- **THE TASK**:
Search the data below for the word "label" and copy each line that holds it.

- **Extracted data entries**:
-=-=-

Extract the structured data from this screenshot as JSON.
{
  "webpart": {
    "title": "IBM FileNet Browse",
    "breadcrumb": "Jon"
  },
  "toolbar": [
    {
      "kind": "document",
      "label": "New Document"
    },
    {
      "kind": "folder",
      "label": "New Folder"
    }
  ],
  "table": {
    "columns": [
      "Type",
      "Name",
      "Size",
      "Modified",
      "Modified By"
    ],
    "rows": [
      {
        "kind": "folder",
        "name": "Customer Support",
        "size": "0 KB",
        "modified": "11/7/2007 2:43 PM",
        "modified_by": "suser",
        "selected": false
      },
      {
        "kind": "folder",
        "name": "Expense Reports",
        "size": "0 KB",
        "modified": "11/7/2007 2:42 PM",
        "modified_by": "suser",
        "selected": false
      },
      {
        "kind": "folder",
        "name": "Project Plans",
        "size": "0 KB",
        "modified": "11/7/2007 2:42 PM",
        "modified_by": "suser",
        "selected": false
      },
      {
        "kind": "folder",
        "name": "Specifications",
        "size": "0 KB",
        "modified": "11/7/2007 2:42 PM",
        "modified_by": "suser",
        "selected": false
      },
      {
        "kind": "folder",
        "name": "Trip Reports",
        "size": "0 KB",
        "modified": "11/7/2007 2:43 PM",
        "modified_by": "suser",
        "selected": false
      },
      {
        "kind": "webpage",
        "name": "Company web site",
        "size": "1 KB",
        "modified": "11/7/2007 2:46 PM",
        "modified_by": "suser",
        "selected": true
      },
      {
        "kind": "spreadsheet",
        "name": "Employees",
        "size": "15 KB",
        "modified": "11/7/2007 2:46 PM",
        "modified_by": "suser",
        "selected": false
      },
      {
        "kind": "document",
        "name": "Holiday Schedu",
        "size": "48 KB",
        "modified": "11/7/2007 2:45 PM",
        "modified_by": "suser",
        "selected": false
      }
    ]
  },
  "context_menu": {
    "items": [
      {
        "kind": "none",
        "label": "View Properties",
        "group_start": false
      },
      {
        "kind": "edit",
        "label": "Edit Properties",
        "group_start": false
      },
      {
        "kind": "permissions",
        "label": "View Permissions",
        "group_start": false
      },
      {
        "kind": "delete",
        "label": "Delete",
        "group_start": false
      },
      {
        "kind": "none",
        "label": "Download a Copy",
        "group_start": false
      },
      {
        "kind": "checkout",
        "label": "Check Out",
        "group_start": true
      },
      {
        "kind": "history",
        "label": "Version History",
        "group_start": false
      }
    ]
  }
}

-=-=-

- **OUTPUT OF THE TASK**:
      "label": "New Document"
      "label": "New Folder"
        "label": "View Properties",
        "label": "Edit Properties",
        "label": "View Permissions",
        "label": "Delete",
        "label": "Download a Copy",
        "label": "Check Out",
        "label": "Version History",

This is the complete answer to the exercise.